Your task is to count the lines of the entries below that include the word "④函数图象的最低点和最高点" and to give only the resulting number.

:: Source material

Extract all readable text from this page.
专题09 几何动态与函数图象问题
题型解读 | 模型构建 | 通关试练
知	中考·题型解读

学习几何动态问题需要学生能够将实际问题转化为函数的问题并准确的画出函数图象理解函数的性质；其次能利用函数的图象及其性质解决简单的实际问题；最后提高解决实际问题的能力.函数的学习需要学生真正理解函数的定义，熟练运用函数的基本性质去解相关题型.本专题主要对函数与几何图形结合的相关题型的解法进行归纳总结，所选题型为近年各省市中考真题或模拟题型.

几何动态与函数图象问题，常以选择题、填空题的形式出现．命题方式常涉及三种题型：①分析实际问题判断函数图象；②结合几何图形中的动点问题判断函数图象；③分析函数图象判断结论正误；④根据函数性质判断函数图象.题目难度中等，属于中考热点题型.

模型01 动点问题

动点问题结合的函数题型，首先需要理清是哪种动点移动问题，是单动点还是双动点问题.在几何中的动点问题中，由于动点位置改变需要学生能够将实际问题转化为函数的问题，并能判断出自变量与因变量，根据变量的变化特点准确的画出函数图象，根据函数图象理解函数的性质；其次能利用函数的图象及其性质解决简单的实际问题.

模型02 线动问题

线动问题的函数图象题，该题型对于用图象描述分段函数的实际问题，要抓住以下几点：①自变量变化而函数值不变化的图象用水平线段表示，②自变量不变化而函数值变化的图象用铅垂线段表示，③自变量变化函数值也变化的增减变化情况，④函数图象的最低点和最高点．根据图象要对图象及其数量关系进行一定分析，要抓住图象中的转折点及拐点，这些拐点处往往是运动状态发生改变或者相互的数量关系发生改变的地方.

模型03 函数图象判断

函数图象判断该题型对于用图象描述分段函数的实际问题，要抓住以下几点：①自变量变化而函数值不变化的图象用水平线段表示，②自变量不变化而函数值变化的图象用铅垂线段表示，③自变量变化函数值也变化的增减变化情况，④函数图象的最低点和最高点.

::::

Written reply
2